Extract all lines that hold the string "PRADESH".

Data lines:
______

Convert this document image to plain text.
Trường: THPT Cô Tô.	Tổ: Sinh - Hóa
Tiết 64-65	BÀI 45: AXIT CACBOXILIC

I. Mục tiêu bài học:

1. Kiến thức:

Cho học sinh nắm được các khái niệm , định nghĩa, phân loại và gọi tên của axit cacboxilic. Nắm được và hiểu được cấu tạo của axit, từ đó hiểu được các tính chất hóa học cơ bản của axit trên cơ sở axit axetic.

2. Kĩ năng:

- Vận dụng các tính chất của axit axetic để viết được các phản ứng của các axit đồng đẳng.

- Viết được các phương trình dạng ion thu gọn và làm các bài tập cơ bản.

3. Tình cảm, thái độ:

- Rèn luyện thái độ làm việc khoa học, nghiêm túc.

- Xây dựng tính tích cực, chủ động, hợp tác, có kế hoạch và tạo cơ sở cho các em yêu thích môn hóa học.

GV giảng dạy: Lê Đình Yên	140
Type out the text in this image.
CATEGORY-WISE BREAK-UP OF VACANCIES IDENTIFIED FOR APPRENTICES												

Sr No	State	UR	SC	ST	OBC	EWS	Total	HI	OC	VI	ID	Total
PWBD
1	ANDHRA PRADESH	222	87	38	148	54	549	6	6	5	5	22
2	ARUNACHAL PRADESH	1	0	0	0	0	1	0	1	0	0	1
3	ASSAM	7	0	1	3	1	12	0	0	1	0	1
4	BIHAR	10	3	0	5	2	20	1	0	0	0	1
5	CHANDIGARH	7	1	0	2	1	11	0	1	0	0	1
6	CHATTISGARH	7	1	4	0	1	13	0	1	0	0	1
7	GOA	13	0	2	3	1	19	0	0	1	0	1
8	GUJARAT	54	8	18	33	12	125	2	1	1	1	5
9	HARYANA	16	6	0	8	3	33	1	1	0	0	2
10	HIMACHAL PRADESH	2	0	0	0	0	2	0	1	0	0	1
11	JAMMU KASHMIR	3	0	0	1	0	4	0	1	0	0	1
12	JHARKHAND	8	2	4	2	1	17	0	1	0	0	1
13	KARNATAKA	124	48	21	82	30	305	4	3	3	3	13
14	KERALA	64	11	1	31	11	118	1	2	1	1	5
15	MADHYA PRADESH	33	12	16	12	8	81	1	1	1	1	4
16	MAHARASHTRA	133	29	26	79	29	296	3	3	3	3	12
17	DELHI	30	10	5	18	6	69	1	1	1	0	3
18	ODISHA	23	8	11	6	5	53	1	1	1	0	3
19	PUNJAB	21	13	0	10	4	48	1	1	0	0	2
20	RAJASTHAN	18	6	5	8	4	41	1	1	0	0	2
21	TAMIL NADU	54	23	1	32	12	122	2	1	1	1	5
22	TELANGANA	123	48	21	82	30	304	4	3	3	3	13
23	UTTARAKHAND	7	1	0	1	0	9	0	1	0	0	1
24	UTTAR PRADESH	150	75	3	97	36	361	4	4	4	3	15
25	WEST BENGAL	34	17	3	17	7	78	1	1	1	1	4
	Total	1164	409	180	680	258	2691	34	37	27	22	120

______

Written solution:
1	ANDHRA PRADESH	222	87	38	148	54	549	6	6	5	5	22
2	ARUNACHAL PRADESH	1	0	0	0	0	1	0	1	0	0	1
10	HIMACHAL PRADESH	2	0	0	0	0	2	0	1	0	0	1
15	MADHYA PRADESH	33	12	16	12	8	81	1	1	1	1	4
24	UTTAR PRADESH	150	75	3	97	36	361	4	4	4	3	15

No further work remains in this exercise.